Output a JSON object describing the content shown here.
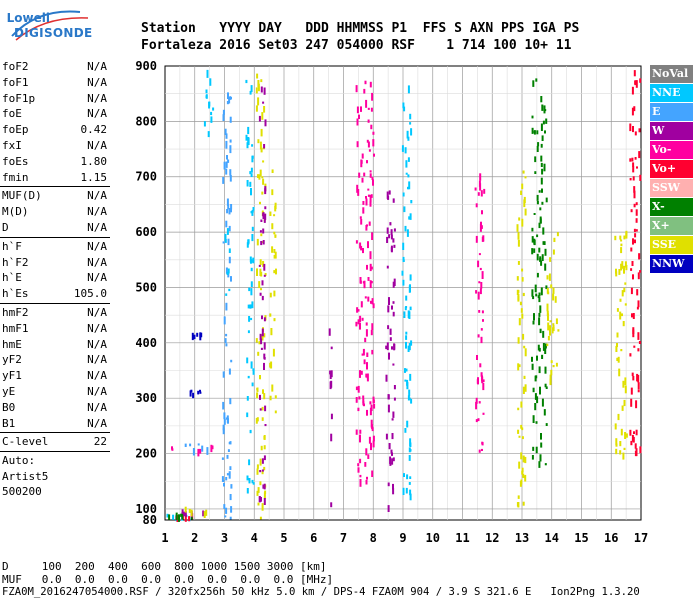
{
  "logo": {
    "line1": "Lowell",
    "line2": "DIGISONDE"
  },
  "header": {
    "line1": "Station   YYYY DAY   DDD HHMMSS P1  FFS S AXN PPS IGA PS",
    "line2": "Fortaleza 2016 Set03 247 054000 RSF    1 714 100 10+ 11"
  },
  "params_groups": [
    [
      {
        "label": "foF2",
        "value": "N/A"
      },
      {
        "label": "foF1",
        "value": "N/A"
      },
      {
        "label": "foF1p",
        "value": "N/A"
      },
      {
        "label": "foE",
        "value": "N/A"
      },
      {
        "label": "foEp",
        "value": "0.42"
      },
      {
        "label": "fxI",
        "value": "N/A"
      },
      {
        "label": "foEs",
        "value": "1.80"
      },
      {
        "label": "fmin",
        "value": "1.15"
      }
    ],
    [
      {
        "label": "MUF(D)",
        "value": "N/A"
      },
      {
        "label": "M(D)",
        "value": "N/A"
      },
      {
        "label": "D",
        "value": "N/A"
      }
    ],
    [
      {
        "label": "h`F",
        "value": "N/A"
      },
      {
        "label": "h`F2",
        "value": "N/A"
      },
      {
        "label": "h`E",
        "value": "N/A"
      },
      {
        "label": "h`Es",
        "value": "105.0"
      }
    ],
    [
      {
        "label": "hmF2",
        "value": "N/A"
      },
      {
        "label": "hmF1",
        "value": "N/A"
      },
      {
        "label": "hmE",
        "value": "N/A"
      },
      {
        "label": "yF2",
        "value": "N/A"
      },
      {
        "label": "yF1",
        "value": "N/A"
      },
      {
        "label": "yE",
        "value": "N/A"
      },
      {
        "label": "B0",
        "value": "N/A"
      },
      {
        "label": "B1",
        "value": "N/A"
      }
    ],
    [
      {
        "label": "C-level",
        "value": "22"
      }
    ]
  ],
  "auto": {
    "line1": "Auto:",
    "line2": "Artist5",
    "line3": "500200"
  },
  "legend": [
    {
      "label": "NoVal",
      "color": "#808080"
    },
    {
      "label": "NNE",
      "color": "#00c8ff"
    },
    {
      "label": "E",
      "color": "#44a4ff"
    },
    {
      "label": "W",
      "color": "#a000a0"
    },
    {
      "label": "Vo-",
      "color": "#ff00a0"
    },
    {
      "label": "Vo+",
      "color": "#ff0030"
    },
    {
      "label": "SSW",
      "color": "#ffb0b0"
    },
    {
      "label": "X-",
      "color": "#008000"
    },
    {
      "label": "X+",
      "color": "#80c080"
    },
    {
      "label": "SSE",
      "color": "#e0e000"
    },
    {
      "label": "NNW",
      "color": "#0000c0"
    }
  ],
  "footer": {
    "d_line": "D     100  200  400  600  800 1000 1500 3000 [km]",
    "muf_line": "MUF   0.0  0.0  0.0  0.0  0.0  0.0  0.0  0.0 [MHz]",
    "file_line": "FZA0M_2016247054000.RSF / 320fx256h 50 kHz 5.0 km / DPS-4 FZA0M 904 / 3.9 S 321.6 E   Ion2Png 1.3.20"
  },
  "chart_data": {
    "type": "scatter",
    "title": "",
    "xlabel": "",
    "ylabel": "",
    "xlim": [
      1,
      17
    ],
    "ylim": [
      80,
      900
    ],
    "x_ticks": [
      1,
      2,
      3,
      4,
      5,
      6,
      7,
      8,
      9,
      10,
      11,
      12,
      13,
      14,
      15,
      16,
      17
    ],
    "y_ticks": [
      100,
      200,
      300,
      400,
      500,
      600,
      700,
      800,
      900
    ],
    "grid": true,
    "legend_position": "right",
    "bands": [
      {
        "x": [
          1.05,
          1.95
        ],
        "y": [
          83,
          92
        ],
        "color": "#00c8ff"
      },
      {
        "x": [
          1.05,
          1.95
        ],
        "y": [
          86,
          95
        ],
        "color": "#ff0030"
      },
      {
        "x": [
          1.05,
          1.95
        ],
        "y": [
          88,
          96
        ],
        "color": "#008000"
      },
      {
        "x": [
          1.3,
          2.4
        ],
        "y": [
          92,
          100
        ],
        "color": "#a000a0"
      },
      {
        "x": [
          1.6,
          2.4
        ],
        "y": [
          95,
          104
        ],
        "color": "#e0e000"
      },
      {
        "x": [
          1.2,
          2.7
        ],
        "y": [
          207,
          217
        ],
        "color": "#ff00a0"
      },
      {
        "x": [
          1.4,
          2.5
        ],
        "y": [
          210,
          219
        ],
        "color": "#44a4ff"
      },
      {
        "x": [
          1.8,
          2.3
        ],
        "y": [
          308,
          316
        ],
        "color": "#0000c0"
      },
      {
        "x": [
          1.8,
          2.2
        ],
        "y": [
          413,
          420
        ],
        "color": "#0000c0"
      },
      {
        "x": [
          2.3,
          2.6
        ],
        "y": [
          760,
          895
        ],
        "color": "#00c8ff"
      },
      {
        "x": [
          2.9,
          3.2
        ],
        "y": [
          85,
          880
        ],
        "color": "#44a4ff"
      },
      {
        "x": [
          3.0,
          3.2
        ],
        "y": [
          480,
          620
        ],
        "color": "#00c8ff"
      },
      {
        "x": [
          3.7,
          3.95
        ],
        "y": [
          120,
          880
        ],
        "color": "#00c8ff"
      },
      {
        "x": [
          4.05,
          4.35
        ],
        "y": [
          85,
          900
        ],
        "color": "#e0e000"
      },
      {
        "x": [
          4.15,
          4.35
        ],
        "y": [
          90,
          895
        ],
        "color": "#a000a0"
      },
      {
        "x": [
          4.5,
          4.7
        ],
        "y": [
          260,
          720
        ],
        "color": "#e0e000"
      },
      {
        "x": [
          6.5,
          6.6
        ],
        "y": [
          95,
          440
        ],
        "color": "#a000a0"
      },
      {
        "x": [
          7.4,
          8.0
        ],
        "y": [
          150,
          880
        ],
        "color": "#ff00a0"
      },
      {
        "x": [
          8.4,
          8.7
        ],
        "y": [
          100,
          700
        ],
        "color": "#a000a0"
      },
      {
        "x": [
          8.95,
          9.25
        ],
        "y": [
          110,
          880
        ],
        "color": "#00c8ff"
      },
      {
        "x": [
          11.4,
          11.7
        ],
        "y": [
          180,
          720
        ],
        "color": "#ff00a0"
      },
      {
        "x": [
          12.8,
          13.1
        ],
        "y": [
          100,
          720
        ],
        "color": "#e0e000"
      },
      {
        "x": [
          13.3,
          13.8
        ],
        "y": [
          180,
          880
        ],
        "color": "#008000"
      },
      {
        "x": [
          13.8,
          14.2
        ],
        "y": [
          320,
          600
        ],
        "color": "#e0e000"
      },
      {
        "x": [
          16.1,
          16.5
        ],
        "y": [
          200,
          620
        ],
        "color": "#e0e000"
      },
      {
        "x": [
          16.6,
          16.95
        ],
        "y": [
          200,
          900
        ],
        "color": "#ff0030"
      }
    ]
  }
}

——

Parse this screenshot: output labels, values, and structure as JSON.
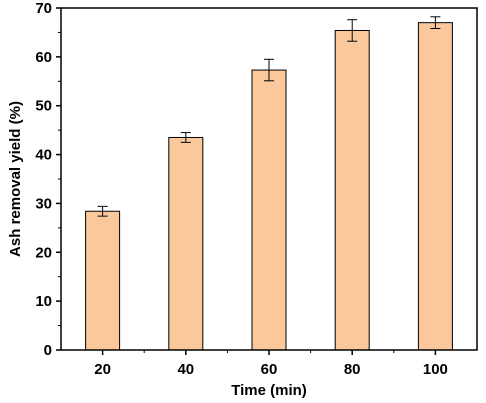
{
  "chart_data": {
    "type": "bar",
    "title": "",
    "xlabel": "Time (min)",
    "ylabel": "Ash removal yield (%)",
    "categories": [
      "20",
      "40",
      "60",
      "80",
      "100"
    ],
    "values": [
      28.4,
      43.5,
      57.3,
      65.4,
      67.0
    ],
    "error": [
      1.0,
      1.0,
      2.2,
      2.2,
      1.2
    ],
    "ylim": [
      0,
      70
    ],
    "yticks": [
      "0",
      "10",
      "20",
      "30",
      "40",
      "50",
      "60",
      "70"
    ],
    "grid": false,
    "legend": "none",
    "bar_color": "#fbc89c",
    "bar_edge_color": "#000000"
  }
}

——

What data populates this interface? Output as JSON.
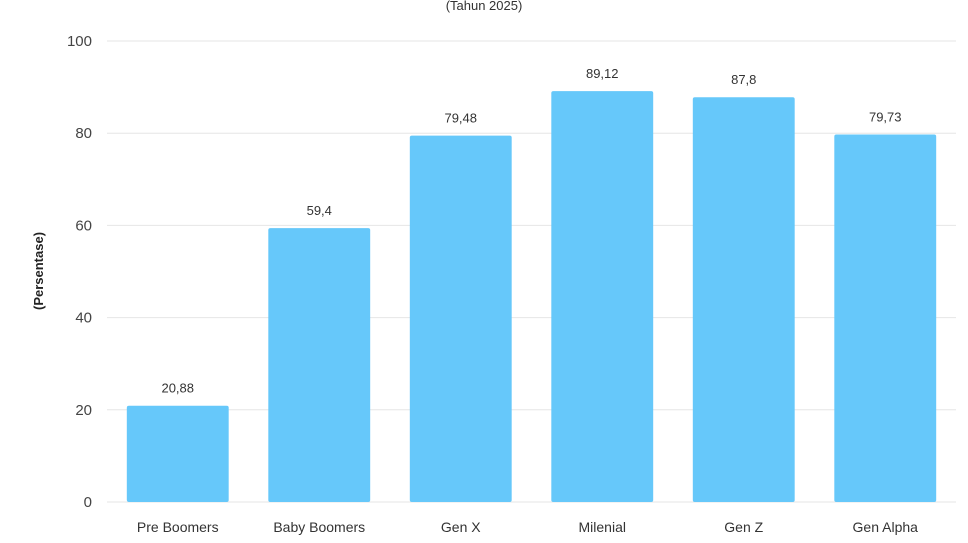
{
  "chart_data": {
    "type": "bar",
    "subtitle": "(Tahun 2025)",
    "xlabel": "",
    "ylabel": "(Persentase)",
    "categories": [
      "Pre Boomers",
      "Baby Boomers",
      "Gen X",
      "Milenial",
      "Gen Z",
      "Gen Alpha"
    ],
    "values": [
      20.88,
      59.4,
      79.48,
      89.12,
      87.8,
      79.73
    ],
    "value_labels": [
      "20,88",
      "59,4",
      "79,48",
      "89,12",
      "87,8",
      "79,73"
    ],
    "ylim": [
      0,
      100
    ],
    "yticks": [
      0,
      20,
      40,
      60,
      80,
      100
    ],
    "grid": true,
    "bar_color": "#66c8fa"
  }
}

——

Only the number is wanted: how many lines in the entries above contain the word "ylabel"?

Written solution
3